══ Records to process
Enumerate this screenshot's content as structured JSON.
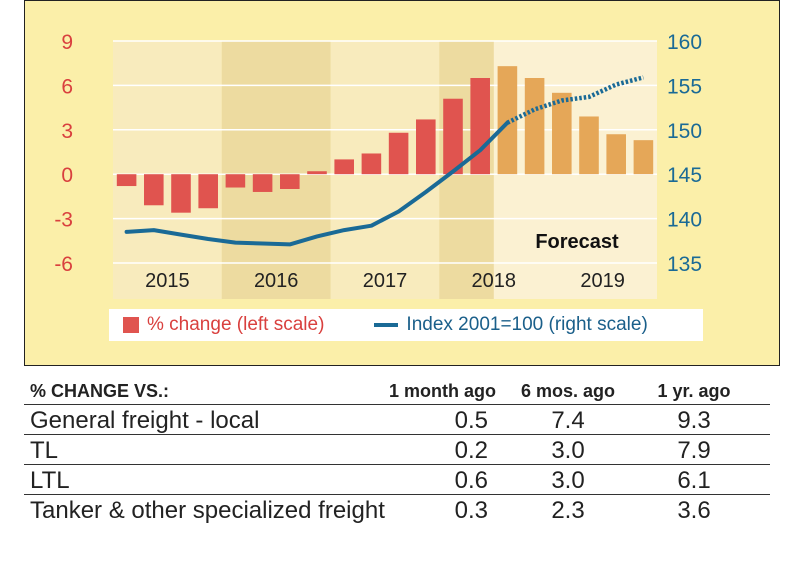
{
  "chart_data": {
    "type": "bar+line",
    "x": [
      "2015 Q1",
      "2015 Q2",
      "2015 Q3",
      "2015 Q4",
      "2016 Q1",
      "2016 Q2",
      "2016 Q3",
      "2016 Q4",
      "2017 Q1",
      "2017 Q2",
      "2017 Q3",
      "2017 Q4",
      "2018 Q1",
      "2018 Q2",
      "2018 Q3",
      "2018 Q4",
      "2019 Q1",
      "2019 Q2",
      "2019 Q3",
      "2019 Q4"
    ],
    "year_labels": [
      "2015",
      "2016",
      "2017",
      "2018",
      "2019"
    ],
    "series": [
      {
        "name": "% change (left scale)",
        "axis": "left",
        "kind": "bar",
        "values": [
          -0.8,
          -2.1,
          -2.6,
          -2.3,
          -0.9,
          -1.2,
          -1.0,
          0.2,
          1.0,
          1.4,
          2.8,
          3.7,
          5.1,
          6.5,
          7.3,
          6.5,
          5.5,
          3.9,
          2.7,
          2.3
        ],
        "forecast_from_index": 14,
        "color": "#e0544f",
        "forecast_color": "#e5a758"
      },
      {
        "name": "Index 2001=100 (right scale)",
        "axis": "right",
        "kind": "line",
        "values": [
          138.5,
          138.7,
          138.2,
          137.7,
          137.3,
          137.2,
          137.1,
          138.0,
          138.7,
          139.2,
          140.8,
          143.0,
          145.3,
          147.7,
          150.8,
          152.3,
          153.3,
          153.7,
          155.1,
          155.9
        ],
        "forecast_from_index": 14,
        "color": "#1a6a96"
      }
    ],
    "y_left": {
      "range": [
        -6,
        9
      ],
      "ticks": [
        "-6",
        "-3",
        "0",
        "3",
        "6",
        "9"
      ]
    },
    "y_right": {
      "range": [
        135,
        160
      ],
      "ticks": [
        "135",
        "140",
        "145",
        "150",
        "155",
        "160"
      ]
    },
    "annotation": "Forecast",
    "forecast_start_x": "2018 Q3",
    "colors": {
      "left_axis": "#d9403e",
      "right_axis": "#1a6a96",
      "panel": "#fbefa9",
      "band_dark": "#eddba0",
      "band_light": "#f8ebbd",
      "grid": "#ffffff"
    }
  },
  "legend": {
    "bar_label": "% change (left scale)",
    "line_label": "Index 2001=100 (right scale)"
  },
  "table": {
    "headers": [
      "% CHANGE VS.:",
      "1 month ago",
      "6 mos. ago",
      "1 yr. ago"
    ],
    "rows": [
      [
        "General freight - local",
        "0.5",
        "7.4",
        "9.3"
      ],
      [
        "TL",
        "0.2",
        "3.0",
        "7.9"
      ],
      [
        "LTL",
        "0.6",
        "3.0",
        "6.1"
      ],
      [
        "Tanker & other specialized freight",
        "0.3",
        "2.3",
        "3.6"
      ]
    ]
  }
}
════
══ Records to process
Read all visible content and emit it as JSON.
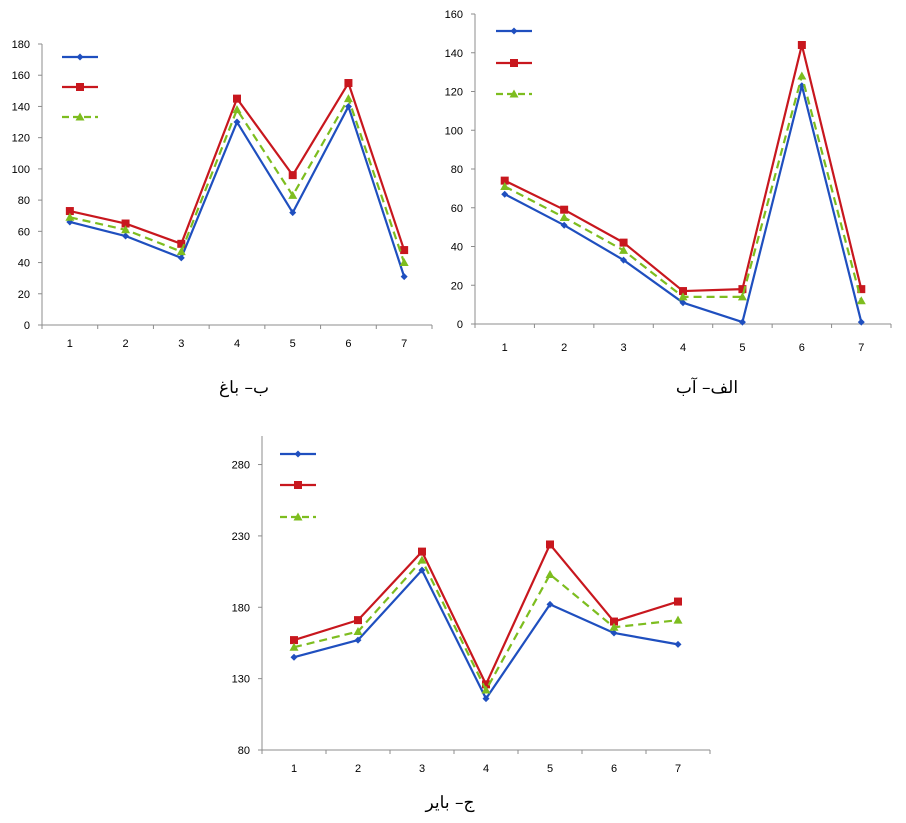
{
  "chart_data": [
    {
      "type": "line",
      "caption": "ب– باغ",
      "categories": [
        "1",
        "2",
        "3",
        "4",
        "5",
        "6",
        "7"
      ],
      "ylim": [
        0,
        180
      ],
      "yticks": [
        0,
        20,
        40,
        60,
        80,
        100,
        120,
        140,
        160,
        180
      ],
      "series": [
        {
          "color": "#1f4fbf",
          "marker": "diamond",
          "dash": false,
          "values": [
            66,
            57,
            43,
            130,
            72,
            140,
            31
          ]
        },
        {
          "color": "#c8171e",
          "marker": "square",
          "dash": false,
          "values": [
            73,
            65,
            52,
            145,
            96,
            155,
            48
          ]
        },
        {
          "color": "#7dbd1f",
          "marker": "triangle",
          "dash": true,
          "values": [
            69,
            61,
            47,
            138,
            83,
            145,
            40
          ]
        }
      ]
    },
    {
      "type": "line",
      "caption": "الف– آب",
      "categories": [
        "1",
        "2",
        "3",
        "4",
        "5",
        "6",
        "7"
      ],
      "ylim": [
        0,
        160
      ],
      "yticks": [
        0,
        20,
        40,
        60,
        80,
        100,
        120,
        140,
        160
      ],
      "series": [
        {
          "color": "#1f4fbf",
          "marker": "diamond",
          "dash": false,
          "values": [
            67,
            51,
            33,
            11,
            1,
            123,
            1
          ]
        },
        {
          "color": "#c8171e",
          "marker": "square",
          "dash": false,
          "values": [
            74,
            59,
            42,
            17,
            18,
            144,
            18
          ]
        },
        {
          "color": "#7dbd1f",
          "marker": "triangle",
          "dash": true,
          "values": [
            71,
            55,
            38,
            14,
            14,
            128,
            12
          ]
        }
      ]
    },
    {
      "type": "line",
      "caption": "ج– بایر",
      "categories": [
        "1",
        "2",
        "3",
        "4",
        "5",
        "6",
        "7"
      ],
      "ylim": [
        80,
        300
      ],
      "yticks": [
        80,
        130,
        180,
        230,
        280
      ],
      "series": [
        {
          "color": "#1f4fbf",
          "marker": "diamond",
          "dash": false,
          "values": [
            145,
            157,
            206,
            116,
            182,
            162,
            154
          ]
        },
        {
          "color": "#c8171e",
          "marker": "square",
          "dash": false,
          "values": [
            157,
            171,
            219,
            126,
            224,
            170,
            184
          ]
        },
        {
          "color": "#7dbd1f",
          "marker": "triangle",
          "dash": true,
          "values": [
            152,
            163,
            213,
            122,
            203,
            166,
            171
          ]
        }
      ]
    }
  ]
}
════
**Exercise description**.
Filter out every line that lacks the word "content", and copy the rest.

**The response**.
Enumerate this screenshot's content as structured JSON.
Read all visible content and emit it as JSON.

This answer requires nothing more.